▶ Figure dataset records
....
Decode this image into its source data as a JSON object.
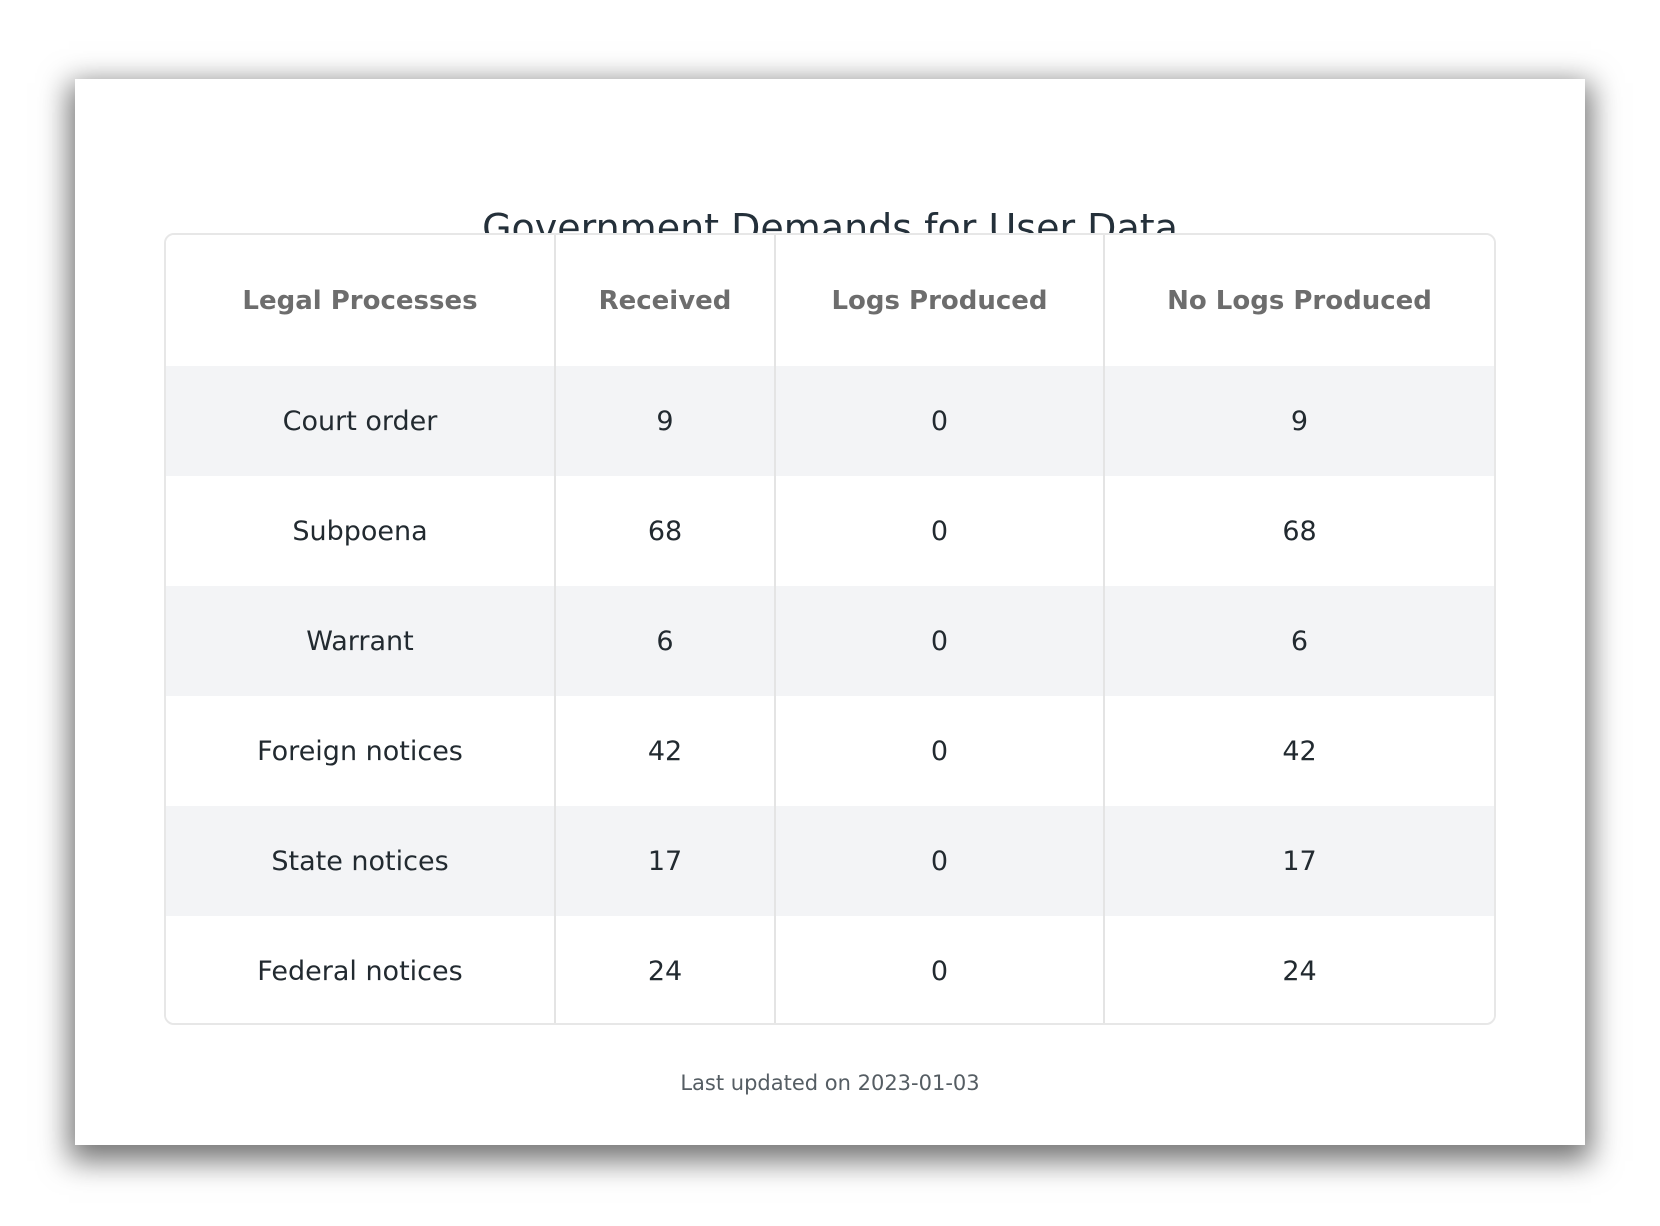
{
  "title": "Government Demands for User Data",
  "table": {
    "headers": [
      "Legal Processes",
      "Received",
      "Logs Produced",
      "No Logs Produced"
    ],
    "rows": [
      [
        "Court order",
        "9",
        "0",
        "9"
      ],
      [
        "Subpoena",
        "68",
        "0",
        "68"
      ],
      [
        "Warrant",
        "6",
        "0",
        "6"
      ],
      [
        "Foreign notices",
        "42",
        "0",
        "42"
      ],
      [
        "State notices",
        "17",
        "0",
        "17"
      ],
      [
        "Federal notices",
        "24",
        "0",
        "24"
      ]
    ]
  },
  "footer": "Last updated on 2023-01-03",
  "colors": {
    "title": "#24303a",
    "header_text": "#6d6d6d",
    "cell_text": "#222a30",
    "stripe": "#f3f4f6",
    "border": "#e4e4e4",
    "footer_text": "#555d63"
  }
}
....
Copy the records word for word, leaving no picture in the copy.

▶ Exercise solution
Decode this image into its source data as a JSON object.
{
  "title": "Government Demands for User Data",
  "table": {
    "headers": [
      "Legal Processes",
      "Received",
      "Logs Produced",
      "No Logs Produced"
    ],
    "rows": [
      [
        "Court order",
        "9",
        "0",
        "9"
      ],
      [
        "Subpoena",
        "68",
        "0",
        "68"
      ],
      [
        "Warrant",
        "6",
        "0",
        "6"
      ],
      [
        "Foreign notices",
        "42",
        "0",
        "42"
      ],
      [
        "State notices",
        "17",
        "0",
        "17"
      ],
      [
        "Federal notices",
        "24",
        "0",
        "24"
      ]
    ]
  },
  "footer": "Last updated on 2023-01-03",
  "colors": {
    "title": "#24303a",
    "header_text": "#6d6d6d",
    "cell_text": "#222a30",
    "stripe": "#f3f4f6",
    "border": "#e4e4e4",
    "footer_text": "#555d63"
  }
}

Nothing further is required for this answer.